* **Required work**:
Every record below should be printed exactly as it appears.

* **Items from a figure collection**:
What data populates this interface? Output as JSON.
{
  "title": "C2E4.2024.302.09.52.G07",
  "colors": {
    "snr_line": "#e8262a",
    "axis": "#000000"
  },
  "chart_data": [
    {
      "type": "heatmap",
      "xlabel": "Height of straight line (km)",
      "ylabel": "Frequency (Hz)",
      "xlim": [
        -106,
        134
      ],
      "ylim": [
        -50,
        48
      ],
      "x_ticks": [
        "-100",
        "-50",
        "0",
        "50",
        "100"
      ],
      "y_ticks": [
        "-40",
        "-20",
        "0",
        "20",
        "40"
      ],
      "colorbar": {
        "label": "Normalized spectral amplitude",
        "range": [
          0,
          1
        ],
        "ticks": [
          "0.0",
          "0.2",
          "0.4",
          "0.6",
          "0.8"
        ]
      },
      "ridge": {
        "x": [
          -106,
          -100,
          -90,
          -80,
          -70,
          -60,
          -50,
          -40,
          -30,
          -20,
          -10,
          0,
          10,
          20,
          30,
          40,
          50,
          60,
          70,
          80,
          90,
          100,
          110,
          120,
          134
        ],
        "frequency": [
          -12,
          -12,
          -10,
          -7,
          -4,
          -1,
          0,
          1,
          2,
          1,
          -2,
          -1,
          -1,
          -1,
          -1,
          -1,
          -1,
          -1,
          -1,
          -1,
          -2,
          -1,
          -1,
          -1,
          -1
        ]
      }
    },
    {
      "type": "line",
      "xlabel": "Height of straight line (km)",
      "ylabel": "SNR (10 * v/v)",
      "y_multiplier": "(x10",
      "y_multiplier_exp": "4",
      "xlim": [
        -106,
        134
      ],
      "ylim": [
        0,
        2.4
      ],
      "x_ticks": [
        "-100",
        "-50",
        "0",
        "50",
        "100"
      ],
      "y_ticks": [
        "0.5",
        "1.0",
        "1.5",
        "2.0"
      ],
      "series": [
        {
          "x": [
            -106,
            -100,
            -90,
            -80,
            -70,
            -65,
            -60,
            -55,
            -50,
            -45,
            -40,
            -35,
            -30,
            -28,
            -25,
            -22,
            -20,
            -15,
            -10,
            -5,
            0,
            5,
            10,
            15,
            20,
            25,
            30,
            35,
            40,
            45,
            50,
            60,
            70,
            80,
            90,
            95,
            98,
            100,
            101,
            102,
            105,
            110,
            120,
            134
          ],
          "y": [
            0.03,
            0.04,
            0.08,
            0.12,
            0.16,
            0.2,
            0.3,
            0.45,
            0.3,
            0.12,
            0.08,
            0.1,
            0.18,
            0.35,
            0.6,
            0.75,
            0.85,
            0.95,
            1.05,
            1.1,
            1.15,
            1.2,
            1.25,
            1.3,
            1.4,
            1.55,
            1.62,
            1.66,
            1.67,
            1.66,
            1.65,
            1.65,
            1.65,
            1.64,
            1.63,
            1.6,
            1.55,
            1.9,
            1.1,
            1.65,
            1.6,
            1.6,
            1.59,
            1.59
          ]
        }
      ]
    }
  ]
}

* **Written answer**:
What data populates this interface? Output as JSON.
{
  "title": "C2E4.2024.302.09.52.G07",
  "colors": {
    "snr_line": "#e8262a",
    "axis": "#000000"
  },
  "chart_data": [
    {
      "type": "heatmap",
      "xlabel": "Height of straight line (km)",
      "ylabel": "Frequency (Hz)",
      "xlim": [
        -106,
        134
      ],
      "ylim": [
        -50,
        48
      ],
      "x_ticks": [
        "-100",
        "-50",
        "0",
        "50",
        "100"
      ],
      "y_ticks": [
        "-40",
        "-20",
        "0",
        "20",
        "40"
      ],
      "colorbar": {
        "label": "Normalized spectral amplitude",
        "range": [
          0,
          1
        ],
        "ticks": [
          "0.0",
          "0.2",
          "0.4",
          "0.6",
          "0.8"
        ]
      },
      "ridge": {
        "x": [
          -106,
          -100,
          -90,
          -80,
          -70,
          -60,
          -50,
          -40,
          -30,
          -20,
          -10,
          0,
          10,
          20,
          30,
          40,
          50,
          60,
          70,
          80,
          90,
          100,
          110,
          120,
          134
        ],
        "frequency": [
          -12,
          -12,
          -10,
          -7,
          -4,
          -1,
          0,
          1,
          2,
          1,
          -2,
          -1,
          -1,
          -1,
          -1,
          -1,
          -1,
          -1,
          -1,
          -1,
          -2,
          -1,
          -1,
          -1,
          -1
        ]
      }
    },
    {
      "type": "line",
      "xlabel": "Height of straight line (km)",
      "ylabel": "SNR (10 * v/v)",
      "y_multiplier": "(x10",
      "y_multiplier_exp": "4",
      "xlim": [
        -106,
        134
      ],
      "ylim": [
        0,
        2.4
      ],
      "x_ticks": [
        "-100",
        "-50",
        "0",
        "50",
        "100"
      ],
      "y_ticks": [
        "0.5",
        "1.0",
        "1.5",
        "2.0"
      ],
      "series": [
        {
          "x": [
            -106,
            -100,
            -90,
            -80,
            -70,
            -65,
            -60,
            -55,
            -50,
            -45,
            -40,
            -35,
            -30,
            -28,
            -25,
            -22,
            -20,
            -15,
            -10,
            -5,
            0,
            5,
            10,
            15,
            20,
            25,
            30,
            35,
            40,
            45,
            50,
            60,
            70,
            80,
            90,
            95,
            98,
            100,
            101,
            102,
            105,
            110,
            120,
            134
          ],
          "y": [
            0.03,
            0.04,
            0.08,
            0.12,
            0.16,
            0.2,
            0.3,
            0.45,
            0.3,
            0.12,
            0.08,
            0.1,
            0.18,
            0.35,
            0.6,
            0.75,
            0.85,
            0.95,
            1.05,
            1.1,
            1.15,
            1.2,
            1.25,
            1.3,
            1.4,
            1.55,
            1.62,
            1.66,
            1.67,
            1.66,
            1.65,
            1.65,
            1.65,
            1.64,
            1.63,
            1.6,
            1.55,
            1.9,
            1.1,
            1.65,
            1.6,
            1.6,
            1.59,
            1.59
          ]
        }
      ]
    }
  ]
}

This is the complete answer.